Task to complete ->
Which lines of the records contain "здоровья"? Collect every one of them.

Excerpted records ->

· · · ·

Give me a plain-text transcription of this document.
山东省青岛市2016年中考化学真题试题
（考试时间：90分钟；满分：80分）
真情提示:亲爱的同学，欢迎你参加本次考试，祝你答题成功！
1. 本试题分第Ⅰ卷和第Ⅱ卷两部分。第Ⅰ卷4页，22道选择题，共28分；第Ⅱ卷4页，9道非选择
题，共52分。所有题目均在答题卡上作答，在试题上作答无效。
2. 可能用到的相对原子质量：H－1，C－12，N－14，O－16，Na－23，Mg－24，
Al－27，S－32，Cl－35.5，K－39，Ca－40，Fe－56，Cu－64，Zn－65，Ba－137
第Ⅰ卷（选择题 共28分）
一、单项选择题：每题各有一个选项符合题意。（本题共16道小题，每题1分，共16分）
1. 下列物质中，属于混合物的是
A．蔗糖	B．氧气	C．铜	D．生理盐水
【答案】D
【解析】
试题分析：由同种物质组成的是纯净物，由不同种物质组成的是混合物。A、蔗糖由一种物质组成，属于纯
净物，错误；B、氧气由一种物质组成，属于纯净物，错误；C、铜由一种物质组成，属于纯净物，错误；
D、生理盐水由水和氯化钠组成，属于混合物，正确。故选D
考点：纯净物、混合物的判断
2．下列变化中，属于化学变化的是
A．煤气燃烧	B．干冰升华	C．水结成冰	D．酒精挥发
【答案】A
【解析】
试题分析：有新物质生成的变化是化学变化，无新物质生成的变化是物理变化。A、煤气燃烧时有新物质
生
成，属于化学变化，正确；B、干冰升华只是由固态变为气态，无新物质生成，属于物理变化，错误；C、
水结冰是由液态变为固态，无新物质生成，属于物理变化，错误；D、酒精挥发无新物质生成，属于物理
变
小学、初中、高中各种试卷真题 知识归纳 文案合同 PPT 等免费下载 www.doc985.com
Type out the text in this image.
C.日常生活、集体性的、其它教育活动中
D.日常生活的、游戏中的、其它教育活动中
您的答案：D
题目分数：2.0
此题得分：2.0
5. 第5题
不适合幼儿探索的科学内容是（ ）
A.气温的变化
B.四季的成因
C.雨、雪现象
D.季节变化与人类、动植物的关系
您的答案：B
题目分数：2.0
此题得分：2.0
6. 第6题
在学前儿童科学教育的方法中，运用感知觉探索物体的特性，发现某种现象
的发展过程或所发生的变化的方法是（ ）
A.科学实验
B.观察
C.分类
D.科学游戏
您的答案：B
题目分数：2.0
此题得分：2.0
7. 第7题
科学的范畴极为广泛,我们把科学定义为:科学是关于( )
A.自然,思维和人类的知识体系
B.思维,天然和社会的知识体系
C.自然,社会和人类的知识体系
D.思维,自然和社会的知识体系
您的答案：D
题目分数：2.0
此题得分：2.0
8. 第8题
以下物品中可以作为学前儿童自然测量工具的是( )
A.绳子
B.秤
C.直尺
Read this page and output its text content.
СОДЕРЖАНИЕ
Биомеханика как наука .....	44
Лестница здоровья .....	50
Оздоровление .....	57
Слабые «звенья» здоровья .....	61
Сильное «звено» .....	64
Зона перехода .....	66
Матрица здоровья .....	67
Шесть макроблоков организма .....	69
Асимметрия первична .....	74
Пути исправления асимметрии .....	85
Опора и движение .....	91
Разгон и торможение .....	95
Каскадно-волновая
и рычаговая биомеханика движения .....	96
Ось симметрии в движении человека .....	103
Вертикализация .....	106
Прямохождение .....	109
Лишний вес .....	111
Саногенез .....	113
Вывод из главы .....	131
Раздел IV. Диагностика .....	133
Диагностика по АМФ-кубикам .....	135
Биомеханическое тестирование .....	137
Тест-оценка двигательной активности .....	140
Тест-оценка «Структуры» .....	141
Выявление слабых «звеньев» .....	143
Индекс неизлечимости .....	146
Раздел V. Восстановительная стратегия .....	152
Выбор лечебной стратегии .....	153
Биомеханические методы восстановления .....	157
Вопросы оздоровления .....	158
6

· · · ·

Answer to the task ->
Лестница здоровья .....	50
Слабые «звенья» здоровья .....	61
Матрица здоровья .....	67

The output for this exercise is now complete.